### PROBLEM REQUIREMENTS
Tally the lines holding "высокооборотных" and state only that figure.

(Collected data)
##############################
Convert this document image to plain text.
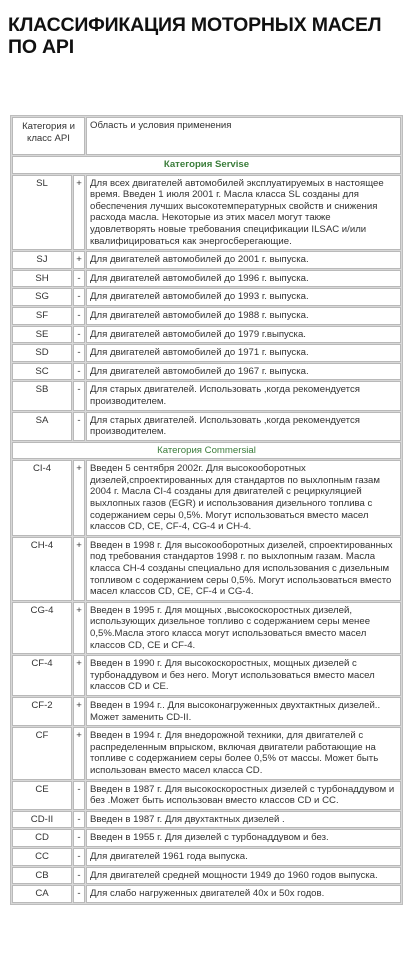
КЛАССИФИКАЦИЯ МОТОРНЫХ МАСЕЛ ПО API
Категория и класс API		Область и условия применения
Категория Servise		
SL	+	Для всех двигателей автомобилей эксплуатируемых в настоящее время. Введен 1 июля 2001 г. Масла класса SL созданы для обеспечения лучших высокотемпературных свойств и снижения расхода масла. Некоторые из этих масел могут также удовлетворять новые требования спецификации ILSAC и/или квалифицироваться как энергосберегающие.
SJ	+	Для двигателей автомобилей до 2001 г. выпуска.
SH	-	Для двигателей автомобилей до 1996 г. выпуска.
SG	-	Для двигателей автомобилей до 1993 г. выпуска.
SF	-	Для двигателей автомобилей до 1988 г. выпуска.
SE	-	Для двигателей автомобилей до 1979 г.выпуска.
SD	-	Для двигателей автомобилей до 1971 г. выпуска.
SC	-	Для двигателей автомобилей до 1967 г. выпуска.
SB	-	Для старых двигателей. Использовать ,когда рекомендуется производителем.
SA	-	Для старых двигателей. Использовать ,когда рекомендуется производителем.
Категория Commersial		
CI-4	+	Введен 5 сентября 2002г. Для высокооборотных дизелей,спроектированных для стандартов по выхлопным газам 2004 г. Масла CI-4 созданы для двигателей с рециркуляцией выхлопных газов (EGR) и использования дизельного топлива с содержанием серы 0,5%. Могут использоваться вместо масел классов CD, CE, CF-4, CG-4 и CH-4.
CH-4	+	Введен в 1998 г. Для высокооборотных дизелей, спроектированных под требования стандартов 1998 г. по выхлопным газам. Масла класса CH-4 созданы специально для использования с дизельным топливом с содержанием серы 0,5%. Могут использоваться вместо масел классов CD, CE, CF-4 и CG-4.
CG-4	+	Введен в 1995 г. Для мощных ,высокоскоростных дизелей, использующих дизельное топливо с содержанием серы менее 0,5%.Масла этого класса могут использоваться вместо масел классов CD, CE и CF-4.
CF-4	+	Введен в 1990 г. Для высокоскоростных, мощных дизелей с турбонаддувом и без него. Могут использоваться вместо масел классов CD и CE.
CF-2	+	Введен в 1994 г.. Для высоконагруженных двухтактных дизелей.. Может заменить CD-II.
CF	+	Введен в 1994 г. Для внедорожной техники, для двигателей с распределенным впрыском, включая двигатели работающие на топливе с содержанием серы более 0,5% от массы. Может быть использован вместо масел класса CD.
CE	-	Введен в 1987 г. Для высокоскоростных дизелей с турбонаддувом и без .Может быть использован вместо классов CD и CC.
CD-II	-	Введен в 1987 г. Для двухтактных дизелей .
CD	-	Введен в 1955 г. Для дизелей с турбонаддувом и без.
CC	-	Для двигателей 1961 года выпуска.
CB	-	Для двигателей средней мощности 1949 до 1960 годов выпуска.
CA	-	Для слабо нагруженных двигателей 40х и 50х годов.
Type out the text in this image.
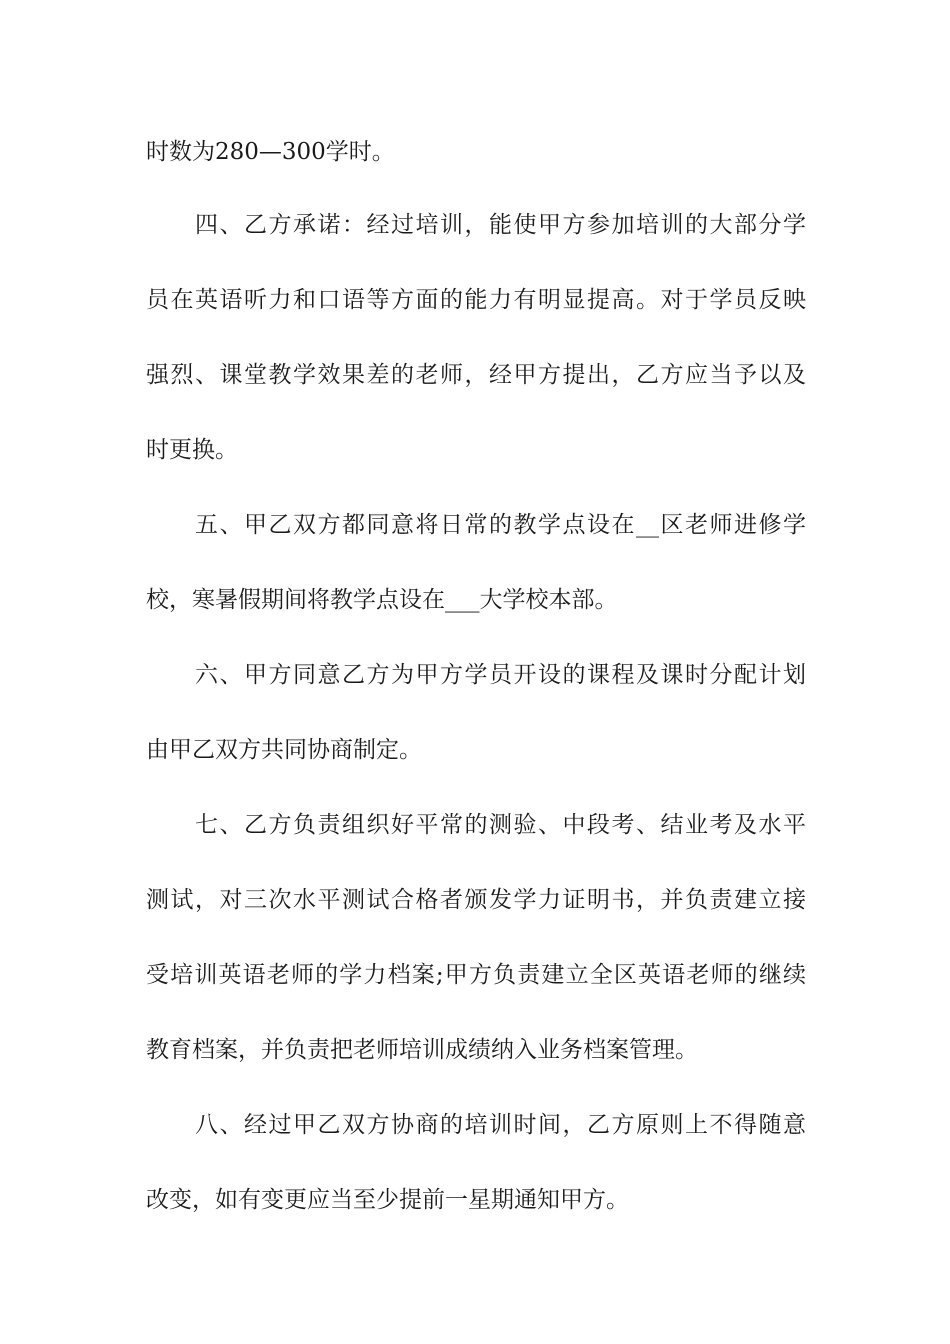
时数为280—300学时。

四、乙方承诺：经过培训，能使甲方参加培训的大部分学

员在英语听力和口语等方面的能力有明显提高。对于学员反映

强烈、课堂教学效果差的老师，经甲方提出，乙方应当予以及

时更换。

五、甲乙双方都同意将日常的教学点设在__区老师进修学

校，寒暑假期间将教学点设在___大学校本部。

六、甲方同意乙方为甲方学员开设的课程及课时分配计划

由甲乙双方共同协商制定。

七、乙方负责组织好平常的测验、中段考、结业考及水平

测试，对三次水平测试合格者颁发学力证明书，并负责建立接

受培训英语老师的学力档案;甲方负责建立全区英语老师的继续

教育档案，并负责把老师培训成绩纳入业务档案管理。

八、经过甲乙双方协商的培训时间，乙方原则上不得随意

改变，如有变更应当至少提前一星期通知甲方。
##############################
### PROBLEM SOLUTION
2